**What this task involves:**
Collect all lines below with the string "India".

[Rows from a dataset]

# # #

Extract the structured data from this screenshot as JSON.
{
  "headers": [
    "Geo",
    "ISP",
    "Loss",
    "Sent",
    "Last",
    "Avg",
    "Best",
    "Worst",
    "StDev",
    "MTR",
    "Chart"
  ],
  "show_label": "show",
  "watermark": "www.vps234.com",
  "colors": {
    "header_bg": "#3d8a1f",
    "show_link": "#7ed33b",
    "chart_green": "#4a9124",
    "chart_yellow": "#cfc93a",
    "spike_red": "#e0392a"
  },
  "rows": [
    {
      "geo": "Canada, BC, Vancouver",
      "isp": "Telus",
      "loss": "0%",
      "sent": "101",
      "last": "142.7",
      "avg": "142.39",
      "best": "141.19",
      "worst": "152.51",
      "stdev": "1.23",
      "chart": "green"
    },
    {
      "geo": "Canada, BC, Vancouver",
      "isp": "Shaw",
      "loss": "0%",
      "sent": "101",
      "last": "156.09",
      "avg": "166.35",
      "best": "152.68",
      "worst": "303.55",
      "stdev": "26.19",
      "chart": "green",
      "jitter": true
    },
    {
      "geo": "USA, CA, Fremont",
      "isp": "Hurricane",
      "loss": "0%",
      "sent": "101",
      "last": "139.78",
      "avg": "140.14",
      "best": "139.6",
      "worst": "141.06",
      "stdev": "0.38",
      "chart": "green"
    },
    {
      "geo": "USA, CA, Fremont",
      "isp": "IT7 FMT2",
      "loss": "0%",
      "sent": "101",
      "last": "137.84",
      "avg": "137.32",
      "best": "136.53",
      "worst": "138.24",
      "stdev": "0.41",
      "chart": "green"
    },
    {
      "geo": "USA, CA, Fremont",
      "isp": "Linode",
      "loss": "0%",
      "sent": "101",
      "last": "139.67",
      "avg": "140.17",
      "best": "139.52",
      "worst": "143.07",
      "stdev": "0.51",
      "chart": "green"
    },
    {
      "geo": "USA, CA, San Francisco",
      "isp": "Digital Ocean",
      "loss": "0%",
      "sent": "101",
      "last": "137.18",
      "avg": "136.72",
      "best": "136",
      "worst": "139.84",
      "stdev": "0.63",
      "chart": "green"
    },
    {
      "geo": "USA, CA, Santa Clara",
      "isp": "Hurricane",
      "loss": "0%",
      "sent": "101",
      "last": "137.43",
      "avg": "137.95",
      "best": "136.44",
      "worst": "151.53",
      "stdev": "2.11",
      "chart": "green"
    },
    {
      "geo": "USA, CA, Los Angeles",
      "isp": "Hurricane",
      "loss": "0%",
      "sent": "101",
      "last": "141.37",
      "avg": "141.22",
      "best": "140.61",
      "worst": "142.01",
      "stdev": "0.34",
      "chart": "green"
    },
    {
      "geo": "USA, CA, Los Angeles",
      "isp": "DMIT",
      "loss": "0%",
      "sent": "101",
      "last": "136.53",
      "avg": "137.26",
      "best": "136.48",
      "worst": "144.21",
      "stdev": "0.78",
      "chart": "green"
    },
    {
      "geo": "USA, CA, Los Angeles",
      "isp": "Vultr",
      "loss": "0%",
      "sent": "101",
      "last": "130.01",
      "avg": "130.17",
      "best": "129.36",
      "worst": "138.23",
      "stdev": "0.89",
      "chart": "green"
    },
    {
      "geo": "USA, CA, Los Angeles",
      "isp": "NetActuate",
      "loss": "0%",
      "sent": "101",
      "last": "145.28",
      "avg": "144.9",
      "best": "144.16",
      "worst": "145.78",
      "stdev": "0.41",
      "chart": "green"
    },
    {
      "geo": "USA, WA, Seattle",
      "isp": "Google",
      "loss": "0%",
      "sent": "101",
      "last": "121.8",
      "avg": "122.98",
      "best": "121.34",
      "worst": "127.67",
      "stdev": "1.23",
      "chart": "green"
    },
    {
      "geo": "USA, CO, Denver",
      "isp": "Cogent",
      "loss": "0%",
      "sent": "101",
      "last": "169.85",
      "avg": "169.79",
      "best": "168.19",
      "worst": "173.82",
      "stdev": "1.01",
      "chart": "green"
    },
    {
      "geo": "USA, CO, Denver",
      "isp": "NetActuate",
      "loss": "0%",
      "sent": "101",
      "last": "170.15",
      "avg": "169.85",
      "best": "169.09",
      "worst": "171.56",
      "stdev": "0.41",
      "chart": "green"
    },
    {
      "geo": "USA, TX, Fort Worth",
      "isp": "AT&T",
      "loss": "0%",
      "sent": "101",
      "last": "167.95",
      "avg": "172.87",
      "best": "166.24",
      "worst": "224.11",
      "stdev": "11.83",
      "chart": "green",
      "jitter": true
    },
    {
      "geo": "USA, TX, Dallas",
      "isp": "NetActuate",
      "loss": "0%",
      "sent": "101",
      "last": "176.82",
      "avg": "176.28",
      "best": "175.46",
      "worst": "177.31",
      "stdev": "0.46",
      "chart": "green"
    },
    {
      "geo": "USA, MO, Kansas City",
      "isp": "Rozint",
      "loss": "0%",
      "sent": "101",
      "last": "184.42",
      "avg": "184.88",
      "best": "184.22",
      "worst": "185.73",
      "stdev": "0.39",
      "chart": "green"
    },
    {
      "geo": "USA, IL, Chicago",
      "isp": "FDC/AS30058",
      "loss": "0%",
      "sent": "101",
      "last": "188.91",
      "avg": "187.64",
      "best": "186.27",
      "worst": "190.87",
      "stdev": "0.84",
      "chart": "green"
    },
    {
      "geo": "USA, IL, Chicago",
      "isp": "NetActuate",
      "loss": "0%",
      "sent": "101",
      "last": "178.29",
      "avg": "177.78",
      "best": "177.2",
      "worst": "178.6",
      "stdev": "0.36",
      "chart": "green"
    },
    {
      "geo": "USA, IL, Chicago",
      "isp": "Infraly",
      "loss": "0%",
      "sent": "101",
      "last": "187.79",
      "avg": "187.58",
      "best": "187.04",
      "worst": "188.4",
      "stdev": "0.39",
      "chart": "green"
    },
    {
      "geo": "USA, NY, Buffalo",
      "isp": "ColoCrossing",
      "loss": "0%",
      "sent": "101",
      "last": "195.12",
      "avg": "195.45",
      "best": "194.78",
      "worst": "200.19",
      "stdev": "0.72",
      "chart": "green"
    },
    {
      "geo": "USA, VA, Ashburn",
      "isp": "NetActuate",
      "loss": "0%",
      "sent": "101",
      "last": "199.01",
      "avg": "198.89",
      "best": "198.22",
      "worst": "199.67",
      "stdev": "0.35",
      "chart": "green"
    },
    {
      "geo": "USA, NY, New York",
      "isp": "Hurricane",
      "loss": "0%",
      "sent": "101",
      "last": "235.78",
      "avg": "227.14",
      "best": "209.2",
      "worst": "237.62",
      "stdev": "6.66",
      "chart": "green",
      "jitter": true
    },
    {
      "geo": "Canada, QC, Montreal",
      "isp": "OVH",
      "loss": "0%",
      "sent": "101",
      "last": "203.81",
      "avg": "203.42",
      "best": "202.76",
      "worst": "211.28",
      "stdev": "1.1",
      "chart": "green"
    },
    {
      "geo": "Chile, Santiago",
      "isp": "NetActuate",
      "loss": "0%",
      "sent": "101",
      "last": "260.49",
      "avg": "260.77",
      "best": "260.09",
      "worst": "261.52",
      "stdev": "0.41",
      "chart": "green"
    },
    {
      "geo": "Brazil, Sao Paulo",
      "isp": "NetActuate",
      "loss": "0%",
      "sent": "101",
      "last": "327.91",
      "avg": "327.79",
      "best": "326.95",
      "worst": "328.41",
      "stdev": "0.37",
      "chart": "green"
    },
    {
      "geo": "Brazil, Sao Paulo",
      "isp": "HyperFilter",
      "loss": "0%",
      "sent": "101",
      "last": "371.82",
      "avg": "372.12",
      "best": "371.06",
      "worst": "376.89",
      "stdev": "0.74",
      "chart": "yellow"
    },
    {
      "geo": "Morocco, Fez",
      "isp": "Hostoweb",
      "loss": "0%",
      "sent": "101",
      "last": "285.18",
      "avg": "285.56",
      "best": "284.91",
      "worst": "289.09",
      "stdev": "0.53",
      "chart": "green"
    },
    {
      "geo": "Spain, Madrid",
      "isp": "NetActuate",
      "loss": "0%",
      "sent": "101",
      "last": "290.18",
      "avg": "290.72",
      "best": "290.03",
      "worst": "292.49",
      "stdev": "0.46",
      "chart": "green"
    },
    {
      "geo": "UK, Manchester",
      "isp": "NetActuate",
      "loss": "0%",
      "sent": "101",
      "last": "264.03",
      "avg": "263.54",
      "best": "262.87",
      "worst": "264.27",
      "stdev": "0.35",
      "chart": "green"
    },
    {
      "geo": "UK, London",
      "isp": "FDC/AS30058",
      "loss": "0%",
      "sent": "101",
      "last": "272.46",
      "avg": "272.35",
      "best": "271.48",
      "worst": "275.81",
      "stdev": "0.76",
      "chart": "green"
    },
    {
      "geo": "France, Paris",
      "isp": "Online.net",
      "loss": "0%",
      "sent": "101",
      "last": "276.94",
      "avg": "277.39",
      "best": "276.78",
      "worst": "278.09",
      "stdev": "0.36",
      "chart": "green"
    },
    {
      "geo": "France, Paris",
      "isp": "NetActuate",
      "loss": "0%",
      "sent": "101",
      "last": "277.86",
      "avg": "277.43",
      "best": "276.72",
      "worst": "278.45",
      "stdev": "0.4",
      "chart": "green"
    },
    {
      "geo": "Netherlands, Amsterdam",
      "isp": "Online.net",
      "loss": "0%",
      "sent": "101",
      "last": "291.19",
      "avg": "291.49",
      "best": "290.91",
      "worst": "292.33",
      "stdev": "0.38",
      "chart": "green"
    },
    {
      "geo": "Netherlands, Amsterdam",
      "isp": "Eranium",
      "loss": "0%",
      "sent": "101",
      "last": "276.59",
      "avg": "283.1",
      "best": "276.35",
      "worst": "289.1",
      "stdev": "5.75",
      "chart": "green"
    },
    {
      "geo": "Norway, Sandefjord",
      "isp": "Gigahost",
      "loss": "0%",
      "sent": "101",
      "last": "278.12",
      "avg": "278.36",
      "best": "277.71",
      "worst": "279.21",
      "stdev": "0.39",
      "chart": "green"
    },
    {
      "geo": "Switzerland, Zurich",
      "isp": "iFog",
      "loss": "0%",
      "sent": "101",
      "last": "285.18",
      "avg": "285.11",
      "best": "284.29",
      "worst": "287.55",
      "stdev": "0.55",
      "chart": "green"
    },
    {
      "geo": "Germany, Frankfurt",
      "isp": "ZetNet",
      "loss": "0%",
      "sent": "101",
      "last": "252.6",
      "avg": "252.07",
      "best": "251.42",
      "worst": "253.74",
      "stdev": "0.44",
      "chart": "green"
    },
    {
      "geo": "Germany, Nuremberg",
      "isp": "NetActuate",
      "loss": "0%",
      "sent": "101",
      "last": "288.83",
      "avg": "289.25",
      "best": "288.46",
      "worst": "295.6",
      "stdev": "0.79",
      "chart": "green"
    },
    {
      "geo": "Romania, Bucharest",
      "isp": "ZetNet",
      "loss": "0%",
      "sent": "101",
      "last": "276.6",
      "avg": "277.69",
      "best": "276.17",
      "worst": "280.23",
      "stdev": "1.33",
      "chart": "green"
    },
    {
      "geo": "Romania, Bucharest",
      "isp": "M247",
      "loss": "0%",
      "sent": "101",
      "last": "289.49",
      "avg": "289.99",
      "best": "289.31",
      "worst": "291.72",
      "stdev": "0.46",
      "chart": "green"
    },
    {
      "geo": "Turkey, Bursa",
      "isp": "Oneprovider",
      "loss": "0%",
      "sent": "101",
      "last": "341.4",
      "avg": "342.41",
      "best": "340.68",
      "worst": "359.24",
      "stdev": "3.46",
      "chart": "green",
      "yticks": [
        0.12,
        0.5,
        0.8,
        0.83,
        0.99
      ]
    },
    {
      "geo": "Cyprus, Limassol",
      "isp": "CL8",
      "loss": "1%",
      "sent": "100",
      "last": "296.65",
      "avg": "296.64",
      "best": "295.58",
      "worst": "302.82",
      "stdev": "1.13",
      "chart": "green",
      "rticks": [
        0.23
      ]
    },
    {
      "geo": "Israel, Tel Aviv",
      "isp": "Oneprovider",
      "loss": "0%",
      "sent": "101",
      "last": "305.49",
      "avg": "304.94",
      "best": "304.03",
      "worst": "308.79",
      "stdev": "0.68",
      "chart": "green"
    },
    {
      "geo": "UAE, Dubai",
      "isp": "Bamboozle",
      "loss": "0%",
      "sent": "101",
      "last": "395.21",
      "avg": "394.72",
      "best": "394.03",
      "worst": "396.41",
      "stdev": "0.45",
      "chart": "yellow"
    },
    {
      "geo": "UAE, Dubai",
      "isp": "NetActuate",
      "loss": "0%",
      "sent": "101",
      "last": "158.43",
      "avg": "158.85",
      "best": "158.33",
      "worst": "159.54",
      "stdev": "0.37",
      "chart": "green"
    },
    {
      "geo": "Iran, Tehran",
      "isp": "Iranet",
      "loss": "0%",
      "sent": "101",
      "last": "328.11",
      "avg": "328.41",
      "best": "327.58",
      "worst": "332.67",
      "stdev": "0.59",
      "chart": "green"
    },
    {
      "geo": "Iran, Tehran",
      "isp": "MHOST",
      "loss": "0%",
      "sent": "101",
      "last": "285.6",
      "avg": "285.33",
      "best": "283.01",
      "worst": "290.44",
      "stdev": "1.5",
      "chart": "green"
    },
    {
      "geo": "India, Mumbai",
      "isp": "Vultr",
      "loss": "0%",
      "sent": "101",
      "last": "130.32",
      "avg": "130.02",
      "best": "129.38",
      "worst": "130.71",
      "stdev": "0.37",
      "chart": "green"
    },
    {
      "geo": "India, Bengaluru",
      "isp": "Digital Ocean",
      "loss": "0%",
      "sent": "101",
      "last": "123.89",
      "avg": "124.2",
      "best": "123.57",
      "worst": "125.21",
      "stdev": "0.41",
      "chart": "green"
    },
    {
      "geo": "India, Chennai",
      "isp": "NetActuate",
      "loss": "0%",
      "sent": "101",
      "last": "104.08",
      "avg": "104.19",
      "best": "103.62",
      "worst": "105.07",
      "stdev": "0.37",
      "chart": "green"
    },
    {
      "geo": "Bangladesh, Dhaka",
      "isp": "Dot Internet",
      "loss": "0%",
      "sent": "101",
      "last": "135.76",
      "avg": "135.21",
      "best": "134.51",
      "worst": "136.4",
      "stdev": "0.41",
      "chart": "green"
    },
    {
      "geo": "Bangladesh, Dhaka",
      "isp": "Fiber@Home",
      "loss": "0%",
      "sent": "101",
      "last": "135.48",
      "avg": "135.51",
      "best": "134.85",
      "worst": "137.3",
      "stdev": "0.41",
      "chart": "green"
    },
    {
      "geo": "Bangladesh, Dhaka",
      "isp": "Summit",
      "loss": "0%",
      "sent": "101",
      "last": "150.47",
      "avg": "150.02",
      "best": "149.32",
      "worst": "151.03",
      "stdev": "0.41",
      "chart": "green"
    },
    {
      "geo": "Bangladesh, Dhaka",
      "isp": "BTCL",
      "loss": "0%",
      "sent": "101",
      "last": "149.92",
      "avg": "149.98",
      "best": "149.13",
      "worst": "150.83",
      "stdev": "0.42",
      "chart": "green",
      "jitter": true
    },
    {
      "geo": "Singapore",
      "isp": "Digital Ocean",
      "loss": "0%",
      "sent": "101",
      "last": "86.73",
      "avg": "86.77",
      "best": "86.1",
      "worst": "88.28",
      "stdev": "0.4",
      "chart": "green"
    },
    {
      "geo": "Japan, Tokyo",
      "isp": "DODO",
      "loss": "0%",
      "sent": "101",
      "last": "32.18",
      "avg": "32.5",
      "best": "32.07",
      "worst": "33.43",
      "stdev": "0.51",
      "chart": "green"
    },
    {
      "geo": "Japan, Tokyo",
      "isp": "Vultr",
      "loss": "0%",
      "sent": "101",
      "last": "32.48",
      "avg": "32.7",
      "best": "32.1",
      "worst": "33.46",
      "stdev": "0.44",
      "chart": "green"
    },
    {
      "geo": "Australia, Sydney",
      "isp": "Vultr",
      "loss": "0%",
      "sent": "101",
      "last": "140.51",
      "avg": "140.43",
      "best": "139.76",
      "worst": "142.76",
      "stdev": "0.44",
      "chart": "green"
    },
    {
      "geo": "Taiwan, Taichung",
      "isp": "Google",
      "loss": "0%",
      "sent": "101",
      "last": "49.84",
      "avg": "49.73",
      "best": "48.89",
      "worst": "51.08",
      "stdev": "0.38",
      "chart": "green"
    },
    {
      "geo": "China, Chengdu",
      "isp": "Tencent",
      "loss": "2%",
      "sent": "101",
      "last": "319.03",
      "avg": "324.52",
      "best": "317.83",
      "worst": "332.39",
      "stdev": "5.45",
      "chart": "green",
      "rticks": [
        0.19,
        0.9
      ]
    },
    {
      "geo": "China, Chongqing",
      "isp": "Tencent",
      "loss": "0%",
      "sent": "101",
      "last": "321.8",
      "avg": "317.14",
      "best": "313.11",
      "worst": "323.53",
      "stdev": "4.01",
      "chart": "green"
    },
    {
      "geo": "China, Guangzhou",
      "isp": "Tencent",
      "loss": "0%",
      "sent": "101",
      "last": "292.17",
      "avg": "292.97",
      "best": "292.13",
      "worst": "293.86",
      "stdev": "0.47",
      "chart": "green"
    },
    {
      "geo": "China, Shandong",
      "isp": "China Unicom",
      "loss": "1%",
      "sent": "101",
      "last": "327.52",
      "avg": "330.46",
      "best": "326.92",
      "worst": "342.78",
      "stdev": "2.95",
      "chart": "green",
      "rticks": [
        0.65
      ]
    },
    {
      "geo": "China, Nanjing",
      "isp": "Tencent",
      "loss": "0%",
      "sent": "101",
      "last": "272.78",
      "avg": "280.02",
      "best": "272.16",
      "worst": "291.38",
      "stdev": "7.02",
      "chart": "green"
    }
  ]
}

# # #

**The output:**
      "geo": "India, Mumbai",
      "geo": "India, Bengaluru",
      "geo": "India, Chennai",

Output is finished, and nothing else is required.